* **GIVEN DATA**
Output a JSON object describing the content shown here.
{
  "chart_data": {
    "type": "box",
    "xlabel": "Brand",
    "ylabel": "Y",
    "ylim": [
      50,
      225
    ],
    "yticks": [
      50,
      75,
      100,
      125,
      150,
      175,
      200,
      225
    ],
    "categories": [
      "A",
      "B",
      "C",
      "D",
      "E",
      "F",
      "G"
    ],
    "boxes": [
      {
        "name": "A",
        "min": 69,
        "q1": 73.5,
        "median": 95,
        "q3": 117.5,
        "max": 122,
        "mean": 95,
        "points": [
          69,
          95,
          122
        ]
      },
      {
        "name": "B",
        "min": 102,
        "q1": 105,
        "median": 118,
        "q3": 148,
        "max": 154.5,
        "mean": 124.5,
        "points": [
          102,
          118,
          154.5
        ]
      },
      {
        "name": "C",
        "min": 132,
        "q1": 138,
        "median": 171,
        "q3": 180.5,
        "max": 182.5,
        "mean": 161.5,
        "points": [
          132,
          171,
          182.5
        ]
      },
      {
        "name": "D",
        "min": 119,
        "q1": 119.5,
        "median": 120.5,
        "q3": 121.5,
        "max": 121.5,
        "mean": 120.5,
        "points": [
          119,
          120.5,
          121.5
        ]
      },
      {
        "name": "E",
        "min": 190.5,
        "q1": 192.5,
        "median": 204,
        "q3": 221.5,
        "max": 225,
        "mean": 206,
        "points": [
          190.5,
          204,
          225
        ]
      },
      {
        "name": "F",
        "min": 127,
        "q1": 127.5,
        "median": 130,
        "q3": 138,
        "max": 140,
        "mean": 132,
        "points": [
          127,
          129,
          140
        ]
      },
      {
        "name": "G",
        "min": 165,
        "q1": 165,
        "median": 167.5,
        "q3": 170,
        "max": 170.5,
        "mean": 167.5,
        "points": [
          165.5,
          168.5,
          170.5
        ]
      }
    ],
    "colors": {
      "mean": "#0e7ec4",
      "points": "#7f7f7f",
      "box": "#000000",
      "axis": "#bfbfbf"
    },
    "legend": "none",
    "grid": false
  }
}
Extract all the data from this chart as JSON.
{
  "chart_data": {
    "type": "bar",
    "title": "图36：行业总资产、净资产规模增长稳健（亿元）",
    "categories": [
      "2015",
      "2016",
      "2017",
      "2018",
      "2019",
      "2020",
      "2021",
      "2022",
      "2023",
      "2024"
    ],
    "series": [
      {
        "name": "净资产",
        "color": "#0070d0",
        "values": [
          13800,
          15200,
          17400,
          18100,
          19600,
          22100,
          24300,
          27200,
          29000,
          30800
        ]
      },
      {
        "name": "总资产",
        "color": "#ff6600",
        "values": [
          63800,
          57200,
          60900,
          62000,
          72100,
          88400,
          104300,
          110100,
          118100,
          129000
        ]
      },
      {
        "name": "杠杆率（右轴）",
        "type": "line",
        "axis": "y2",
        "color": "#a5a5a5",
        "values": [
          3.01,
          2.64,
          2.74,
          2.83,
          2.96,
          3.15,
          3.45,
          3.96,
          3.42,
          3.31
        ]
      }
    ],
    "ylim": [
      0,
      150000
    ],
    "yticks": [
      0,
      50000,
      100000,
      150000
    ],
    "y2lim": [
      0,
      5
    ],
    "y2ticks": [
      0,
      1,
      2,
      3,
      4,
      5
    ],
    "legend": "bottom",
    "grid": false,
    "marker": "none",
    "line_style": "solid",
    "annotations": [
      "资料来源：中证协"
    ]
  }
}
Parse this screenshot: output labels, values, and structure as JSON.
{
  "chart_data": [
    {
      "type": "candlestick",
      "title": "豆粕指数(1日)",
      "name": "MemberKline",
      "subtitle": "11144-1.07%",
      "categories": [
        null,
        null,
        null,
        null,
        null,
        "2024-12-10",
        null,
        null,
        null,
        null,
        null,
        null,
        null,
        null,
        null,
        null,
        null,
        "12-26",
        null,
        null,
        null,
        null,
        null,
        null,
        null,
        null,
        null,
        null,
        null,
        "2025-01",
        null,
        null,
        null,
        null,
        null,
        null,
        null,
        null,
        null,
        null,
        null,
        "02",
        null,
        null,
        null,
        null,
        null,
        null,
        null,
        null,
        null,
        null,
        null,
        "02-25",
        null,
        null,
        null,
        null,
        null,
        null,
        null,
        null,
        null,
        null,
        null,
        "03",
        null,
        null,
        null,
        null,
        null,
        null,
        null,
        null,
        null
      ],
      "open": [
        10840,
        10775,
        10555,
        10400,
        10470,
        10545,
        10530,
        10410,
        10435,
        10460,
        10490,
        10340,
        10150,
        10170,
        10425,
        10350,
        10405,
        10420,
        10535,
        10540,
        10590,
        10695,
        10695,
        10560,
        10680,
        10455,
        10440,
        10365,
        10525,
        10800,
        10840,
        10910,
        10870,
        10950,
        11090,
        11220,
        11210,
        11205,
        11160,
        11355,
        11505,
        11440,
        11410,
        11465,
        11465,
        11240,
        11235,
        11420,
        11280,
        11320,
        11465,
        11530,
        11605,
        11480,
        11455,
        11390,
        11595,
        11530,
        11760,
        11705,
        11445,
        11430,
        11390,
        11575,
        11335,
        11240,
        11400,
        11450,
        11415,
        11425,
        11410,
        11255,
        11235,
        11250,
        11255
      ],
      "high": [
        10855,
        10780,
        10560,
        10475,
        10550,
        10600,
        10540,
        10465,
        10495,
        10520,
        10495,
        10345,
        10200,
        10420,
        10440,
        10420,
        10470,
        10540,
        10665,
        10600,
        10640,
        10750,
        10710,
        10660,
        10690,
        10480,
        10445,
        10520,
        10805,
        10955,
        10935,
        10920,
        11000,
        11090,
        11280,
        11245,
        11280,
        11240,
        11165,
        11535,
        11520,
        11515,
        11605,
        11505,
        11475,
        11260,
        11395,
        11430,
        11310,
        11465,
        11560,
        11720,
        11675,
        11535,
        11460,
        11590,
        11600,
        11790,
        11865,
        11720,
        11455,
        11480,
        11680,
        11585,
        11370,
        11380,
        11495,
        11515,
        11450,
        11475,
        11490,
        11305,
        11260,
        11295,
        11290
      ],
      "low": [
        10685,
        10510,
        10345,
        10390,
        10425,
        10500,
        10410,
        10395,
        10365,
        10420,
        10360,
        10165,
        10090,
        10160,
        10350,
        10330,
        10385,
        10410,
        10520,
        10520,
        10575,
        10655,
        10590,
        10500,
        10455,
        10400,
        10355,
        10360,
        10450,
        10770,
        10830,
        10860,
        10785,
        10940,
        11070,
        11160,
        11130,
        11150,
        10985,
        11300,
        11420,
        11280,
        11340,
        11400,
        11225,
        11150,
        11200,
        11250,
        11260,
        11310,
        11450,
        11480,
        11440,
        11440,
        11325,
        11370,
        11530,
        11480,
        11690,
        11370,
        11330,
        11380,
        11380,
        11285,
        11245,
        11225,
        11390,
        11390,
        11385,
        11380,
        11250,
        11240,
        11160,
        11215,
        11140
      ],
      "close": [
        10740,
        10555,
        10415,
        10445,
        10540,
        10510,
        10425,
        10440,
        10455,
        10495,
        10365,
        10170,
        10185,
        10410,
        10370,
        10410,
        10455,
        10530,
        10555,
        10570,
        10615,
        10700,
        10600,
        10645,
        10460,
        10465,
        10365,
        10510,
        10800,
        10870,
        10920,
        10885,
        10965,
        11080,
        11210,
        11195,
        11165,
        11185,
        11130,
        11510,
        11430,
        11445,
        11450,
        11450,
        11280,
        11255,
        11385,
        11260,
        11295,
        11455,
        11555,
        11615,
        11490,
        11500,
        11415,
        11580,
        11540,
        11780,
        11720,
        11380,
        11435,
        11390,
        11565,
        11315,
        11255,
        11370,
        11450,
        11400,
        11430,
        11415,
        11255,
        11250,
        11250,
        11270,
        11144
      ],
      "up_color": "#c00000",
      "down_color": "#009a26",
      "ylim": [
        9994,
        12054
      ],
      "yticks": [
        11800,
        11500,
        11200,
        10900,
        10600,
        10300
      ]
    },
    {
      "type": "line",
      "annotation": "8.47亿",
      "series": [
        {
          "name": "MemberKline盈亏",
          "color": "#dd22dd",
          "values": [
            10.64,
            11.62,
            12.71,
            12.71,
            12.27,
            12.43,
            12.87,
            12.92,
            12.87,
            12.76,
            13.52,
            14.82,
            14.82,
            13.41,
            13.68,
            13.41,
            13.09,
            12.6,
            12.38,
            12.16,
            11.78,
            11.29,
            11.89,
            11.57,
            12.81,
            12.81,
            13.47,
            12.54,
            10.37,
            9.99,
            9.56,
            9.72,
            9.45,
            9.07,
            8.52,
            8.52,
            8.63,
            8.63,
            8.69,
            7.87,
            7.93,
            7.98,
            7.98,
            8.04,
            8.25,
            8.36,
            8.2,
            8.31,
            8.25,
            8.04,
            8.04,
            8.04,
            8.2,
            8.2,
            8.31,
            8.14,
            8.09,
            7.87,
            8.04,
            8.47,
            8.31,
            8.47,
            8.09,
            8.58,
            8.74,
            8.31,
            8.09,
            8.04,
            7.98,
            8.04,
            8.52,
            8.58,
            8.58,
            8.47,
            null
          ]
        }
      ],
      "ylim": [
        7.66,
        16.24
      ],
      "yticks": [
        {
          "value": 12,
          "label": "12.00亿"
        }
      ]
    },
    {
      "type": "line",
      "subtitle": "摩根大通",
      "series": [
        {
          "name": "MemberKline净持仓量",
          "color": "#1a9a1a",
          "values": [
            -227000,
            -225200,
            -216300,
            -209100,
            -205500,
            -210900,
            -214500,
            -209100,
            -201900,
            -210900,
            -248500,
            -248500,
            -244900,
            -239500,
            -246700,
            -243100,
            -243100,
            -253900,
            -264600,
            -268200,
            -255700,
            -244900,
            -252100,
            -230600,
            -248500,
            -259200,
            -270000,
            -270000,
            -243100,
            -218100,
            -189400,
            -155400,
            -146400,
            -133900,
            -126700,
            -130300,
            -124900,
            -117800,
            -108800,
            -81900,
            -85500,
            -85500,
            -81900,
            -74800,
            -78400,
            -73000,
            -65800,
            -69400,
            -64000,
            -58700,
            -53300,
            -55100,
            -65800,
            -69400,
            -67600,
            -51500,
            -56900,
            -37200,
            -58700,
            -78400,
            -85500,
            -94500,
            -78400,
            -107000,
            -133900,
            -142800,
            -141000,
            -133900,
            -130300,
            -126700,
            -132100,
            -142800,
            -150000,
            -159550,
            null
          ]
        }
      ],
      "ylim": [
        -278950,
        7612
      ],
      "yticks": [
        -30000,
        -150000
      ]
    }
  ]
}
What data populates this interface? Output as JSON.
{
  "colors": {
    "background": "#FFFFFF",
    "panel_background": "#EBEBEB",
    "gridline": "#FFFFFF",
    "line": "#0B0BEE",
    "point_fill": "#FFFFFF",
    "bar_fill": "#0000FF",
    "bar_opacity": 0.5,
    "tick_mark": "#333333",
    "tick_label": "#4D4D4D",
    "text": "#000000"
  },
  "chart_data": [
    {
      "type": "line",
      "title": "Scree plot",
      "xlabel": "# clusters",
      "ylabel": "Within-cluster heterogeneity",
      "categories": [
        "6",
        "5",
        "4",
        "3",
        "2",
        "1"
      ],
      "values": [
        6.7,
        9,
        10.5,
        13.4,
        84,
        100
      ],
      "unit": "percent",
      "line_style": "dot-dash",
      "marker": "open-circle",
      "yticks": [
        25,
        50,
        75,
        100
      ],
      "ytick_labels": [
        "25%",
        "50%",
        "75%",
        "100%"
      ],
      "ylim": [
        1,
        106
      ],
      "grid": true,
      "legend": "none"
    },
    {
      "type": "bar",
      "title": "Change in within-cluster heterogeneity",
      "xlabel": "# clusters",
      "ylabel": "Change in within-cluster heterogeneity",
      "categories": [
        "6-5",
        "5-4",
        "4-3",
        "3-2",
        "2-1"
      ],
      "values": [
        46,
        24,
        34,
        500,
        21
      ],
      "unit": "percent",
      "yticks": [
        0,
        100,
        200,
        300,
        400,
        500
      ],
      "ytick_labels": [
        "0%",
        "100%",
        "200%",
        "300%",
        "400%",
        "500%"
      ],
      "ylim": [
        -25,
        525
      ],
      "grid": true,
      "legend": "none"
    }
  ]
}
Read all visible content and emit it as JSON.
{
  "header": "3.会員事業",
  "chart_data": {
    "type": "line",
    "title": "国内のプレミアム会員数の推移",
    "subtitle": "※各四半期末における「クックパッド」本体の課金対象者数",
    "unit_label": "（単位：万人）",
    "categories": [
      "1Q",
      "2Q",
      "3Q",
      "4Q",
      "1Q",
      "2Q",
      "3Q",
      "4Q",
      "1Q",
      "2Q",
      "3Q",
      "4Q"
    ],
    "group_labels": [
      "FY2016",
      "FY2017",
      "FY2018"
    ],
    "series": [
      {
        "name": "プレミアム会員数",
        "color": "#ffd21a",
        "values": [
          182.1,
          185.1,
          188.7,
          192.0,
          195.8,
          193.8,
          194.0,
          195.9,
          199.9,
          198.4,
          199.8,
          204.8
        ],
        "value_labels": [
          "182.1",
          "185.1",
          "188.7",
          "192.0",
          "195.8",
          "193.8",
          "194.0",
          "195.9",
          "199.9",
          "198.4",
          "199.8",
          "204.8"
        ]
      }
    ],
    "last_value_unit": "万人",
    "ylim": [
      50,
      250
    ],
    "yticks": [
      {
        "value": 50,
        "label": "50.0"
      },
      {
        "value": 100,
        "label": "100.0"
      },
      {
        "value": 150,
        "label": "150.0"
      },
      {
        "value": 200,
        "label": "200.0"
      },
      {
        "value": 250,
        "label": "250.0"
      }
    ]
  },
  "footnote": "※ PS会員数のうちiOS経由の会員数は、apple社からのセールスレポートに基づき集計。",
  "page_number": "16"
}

* **BRIEF**
Using the listing above, say how many of its lines contain the string "legend", giving nothing but the figure.

* **THE SOLUTION**
4